======== Material for the task

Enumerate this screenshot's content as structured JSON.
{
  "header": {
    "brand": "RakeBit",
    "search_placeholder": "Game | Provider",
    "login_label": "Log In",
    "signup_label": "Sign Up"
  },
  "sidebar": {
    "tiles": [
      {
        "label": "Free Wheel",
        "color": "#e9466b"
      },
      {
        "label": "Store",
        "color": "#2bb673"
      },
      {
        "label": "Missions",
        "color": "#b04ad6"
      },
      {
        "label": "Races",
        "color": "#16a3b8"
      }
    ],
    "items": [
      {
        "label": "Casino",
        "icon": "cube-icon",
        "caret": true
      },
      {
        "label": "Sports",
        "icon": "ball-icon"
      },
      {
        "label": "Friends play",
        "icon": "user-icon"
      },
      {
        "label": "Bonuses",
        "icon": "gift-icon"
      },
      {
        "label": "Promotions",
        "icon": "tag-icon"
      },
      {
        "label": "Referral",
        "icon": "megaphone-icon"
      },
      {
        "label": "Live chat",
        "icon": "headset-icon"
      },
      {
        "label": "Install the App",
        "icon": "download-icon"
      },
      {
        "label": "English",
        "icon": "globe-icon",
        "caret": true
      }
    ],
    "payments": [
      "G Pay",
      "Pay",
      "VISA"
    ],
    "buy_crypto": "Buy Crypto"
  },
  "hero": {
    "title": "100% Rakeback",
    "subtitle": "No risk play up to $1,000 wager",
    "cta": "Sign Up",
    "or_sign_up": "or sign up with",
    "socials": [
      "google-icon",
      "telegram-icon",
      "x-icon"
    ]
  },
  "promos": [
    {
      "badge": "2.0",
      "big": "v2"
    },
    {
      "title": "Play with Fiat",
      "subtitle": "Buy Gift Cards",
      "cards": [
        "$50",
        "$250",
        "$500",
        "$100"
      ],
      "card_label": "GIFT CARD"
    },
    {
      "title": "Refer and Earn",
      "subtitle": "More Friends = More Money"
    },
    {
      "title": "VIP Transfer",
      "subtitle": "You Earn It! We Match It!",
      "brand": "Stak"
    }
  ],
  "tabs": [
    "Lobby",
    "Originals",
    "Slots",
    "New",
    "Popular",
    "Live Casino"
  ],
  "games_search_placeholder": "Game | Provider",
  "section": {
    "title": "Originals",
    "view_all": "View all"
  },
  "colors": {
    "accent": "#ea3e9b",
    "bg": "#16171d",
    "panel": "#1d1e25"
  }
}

================

_Exercise goal_
Every record above needs to be repeated word for word.

_Expected answer_
Enumerate this screenshot's content as structured JSON.
{
  "header": {
    "brand": "RakeBit",
    "search_placeholder": "Game | Provider",
    "login_label": "Log In",
    "signup_label": "Sign Up"
  },
  "sidebar": {
    "tiles": [
      {
        "label": "Free Wheel",
        "color": "#e9466b"
      },
      {
        "label": "Store",
        "color": "#2bb673"
      },
      {
        "label": "Missions",
        "color": "#b04ad6"
      },
      {
        "label": "Races",
        "color": "#16a3b8"
      }
    ],
    "items": [
      {
        "label": "Casino",
        "icon": "cube-icon",
        "caret": true
      },
      {
        "label": "Sports",
        "icon": "ball-icon"
      },
      {
        "label": "Friends play",
        "icon": "user-icon"
      },
      {
        "label": "Bonuses",
        "icon": "gift-icon"
      },
      {
        "label": "Promotions",
        "icon": "tag-icon"
      },
      {
        "label": "Referral",
        "icon": "megaphone-icon"
      },
      {
        "label": "Live chat",
        "icon": "headset-icon"
      },
      {
        "label": "Install the App",
        "icon": "download-icon"
      },
      {
        "label": "English",
        "icon": "globe-icon",
        "caret": true
      }
    ],
    "payments": [
      "G Pay",
      "Pay",
      "VISA"
    ],
    "buy_crypto": "Buy Crypto"
  },
  "hero": {
    "title": "100% Rakeback",
    "subtitle": "No risk play up to $1,000 wager",
    "cta": "Sign Up",
    "or_sign_up": "or sign up with",
    "socials": [
      "google-icon",
      "telegram-icon",
      "x-icon"
    ]
  },
  "promos": [
    {
      "badge": "2.0",
      "big": "v2"
    },
    {
      "title": "Play with Fiat",
      "subtitle": "Buy Gift Cards",
      "cards": [
        "$50",
        "$250",
        "$500",
        "$100"
      ],
      "card_label": "GIFT CARD"
    },
    {
      "title": "Refer and Earn",
      "subtitle": "More Friends = More Money"
    },
    {
      "title": "VIP Transfer",
      "subtitle": "You Earn It! We Match It!",
      "brand": "Stak"
    }
  ],
  "tabs": [
    "Lobby",
    "Originals",
    "Slots",
    "New",
    "Popular",
    "Live Casino"
  ],
  "games_search_placeholder": "Game | Provider",
  "section": {
    "title": "Originals",
    "view_all": "View all"
  },
  "colors": {
    "accent": "#ea3e9b",
    "bg": "#16171d",
    "panel": "#1d1e25"
  }
}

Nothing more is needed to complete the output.